• YOUR OBJECTIVE
Filter these entries so that only lines with the word "children" remain.

(Extracted records)
★ ★ ★ ★ ★
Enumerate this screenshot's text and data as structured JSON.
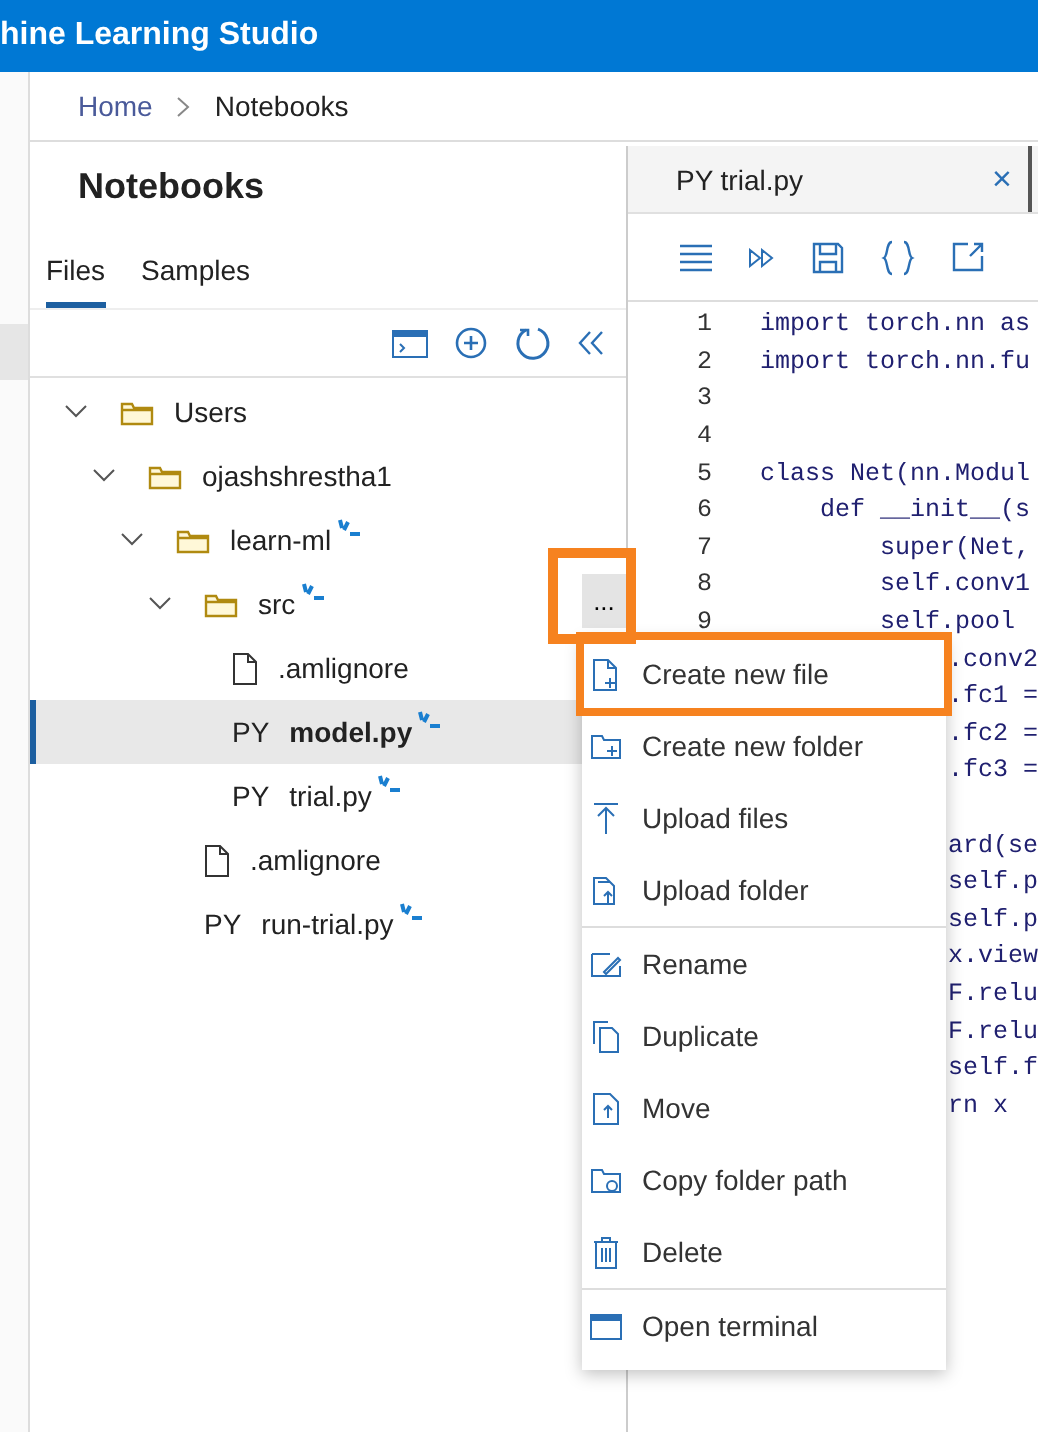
{
  "app_bar": {
    "title": "hine Learning Studio"
  },
  "breadcrumb": [
    "Home",
    "Notebooks"
  ],
  "panel": {
    "title": "Notebooks",
    "tabs": [
      {
        "label": "Files",
        "selected": true
      },
      {
        "label": "Samples",
        "selected": false
      }
    ]
  },
  "tree": [
    {
      "kind": "folder",
      "name": "Users",
      "expanded": true,
      "marker": false,
      "selected": false,
      "children": [
        {
          "kind": "folder",
          "name": "ojashshrestha1",
          "expanded": true,
          "marker": false,
          "selected": false,
          "children": [
            {
              "kind": "folder",
              "name": "learn-ml",
              "expanded": true,
              "marker": true,
              "selected": false,
              "children": [
                {
                  "kind": "folder",
                  "name": "src",
                  "expanded": true,
                  "marker": true,
                  "selected": false,
                  "more": {
                    "label": "...",
                    "highlighted": true
                  },
                  "children": [
                    {
                      "kind": "file",
                      "name": ".amlignore",
                      "marker": false,
                      "selected": false
                    },
                    {
                      "kind": "py",
                      "type_label": "PY",
                      "name": "model.py",
                      "marker": true,
                      "selected": true
                    },
                    {
                      "kind": "py",
                      "type_label": "PY",
                      "name": "trial.py",
                      "marker": true,
                      "selected": false
                    }
                  ]
                },
                {
                  "kind": "file",
                  "name": ".amlignore",
                  "marker": false,
                  "selected": false
                },
                {
                  "kind": "py",
                  "type_label": "PY",
                  "name": "run-trial.py",
                  "marker": true,
                  "selected": false
                }
              ]
            }
          ]
        }
      ]
    }
  ],
  "editor": {
    "tab": {
      "type_label": "PY",
      "name": "trial.py",
      "close": "×"
    },
    "lines": [
      {
        "kind": "full",
        "number": "1",
        "text": "import torch.nn as"
      },
      {
        "kind": "full",
        "number": "2",
        "text": "import torch.nn.fu"
      },
      {
        "kind": "full",
        "number": "3"
      },
      {
        "kind": "full",
        "number": "4"
      },
      {
        "kind": "full",
        "number": "5",
        "text": "class Net(nn.Modul"
      },
      {
        "kind": "full",
        "number": "6",
        "text": "    def __init__(s"
      },
      {
        "kind": "full",
        "number": "7",
        "text": "        super(Net,"
      },
      {
        "kind": "full",
        "number": "8",
        "text": "        self.conv1"
      },
      {
        "kind": "full",
        "number": "9",
        "text": "        self.pool"
      },
      {
        "kind": "covered",
        "text": ".conv2"
      },
      {
        "kind": "covered",
        "text": ".fc1 ="
      },
      {
        "kind": "covered",
        "text": ".fc2 ="
      },
      {
        "kind": "covered",
        "text": ".fc3 ="
      },
      {
        "kind": "covered"
      },
      {
        "kind": "covered",
        "text": "ard(se"
      },
      {
        "kind": "covered",
        "text": "self.p"
      },
      {
        "kind": "covered",
        "text": "self.p"
      },
      {
        "kind": "covered",
        "text": "x.view"
      },
      {
        "kind": "covered",
        "text": "F.relu"
      },
      {
        "kind": "covered",
        "text": "F.relu"
      },
      {
        "kind": "covered",
        "text": "self.f"
      },
      {
        "kind": "covered",
        "text": "rn x"
      }
    ]
  },
  "context_menu": {
    "groups": [
      [
        {
          "label": "Create new file",
          "highlighted": true
        },
        {
          "label": "Create new folder",
          "highlighted": false
        },
        {
          "label": "Upload files",
          "highlighted": false
        },
        {
          "label": "Upload folder",
          "highlighted": false
        }
      ],
      [
        {
          "label": "Rename",
          "highlighted": false
        },
        {
          "label": "Duplicate",
          "highlighted": false
        },
        {
          "label": "Move",
          "highlighted": false
        },
        {
          "label": "Copy folder path",
          "highlighted": false
        },
        {
          "label": "Delete",
          "highlighted": false
        }
      ],
      [
        {
          "label": "Open terminal",
          "highlighted": false
        }
      ]
    ]
  }
}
★ ★ ★ ★ ★
• COMPLETE ANSWER
      "children": [
          "children": [
              "children": [
                  "children": [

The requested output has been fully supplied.